>> start

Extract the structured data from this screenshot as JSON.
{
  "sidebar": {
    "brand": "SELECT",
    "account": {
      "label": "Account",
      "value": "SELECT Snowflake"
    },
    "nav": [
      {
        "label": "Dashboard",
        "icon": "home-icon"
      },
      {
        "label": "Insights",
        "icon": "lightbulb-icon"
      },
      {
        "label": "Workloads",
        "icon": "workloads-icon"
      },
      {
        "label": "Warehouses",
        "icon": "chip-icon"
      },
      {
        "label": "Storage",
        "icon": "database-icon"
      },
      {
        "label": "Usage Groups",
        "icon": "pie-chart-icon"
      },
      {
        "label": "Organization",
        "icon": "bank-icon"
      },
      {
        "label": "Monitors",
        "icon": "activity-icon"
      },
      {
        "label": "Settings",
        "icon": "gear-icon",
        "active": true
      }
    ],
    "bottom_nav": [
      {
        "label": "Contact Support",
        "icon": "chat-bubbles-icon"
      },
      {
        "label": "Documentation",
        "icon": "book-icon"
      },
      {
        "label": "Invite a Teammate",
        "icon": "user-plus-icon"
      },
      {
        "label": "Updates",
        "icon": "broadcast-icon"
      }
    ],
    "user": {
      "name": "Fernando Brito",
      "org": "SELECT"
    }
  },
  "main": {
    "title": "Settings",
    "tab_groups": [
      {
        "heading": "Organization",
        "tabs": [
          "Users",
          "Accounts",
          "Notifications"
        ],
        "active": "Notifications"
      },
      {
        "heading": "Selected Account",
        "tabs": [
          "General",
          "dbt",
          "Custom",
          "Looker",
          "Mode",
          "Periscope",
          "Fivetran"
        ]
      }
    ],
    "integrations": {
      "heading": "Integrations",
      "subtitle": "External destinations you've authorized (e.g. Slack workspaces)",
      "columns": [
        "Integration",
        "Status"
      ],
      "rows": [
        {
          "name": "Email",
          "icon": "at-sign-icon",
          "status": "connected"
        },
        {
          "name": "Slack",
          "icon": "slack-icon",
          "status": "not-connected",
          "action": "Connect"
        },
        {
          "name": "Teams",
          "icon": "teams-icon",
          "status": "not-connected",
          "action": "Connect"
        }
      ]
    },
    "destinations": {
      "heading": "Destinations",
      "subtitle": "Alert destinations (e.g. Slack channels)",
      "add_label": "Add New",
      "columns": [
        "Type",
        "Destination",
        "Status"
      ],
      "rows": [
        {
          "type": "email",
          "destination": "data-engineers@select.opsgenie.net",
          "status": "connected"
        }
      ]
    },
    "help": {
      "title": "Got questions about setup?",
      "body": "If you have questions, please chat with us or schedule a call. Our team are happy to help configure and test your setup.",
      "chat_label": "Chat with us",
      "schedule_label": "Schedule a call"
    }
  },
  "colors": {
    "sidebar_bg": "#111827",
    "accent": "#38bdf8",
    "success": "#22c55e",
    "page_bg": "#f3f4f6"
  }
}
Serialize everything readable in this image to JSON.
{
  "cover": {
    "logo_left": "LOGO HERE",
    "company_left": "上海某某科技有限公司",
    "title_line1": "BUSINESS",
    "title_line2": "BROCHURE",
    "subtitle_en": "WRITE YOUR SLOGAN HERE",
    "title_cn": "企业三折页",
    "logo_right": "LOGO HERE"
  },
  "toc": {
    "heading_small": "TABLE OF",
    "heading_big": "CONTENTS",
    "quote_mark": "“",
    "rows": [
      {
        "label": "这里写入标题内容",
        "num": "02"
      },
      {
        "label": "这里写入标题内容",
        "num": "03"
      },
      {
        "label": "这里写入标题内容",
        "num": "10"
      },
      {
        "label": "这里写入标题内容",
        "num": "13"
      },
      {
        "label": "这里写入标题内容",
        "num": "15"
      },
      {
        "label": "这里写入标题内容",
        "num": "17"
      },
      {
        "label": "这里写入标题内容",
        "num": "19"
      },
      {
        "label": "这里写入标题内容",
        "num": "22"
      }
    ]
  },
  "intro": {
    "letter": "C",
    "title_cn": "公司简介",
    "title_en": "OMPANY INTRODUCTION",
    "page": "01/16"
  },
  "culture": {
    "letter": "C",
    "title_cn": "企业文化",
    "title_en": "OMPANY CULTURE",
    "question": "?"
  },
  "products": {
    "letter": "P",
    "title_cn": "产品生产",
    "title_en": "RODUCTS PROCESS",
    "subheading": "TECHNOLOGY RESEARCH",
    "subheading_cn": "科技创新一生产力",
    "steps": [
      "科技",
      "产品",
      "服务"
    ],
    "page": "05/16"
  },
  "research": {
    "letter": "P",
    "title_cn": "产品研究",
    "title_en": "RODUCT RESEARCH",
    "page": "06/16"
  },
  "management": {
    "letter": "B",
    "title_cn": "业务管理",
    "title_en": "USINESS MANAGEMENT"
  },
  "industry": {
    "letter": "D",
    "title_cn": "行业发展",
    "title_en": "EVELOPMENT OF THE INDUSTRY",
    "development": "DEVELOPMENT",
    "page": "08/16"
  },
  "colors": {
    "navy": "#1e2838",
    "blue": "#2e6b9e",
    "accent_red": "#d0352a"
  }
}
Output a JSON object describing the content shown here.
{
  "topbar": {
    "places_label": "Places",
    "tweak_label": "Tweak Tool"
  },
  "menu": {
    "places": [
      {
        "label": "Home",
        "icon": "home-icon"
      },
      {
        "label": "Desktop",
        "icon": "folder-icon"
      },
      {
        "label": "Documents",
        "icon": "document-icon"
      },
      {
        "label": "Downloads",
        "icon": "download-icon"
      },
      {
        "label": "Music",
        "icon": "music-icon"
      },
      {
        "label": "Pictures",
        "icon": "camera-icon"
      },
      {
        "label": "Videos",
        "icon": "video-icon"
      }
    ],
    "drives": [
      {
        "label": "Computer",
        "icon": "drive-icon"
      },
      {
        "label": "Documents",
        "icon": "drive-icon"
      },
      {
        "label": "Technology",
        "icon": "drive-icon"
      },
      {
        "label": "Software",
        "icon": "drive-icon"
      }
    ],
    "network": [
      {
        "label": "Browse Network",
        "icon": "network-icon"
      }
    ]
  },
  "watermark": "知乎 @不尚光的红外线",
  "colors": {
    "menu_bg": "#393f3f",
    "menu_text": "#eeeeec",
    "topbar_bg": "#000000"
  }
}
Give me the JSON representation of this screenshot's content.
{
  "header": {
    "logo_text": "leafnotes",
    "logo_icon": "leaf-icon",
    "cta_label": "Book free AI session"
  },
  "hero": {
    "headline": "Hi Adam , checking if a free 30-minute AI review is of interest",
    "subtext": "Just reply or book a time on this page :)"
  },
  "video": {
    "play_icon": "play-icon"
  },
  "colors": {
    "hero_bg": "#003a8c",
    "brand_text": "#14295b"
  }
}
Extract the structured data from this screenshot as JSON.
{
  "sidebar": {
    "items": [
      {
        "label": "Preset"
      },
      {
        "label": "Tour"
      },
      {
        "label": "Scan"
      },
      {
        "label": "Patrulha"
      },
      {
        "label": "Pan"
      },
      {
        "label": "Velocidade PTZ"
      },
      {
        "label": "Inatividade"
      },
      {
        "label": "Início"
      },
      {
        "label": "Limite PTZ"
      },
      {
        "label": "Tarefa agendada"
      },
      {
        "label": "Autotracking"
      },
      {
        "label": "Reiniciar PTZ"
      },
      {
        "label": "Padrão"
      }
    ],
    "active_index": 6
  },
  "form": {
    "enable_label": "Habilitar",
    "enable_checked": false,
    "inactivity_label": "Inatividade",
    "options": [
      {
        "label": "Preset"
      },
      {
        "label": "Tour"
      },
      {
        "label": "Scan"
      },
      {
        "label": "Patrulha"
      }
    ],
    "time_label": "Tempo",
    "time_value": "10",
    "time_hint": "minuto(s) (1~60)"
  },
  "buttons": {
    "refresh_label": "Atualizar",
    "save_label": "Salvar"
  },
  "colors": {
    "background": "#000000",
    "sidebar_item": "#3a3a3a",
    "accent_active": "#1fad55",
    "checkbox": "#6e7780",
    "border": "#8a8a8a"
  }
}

>> end

AIM OF THE TASK
Copy every line of the data that holds the string "Notifications".

TASK OUTPUT
          "Notifications"
        "active": "Notifications"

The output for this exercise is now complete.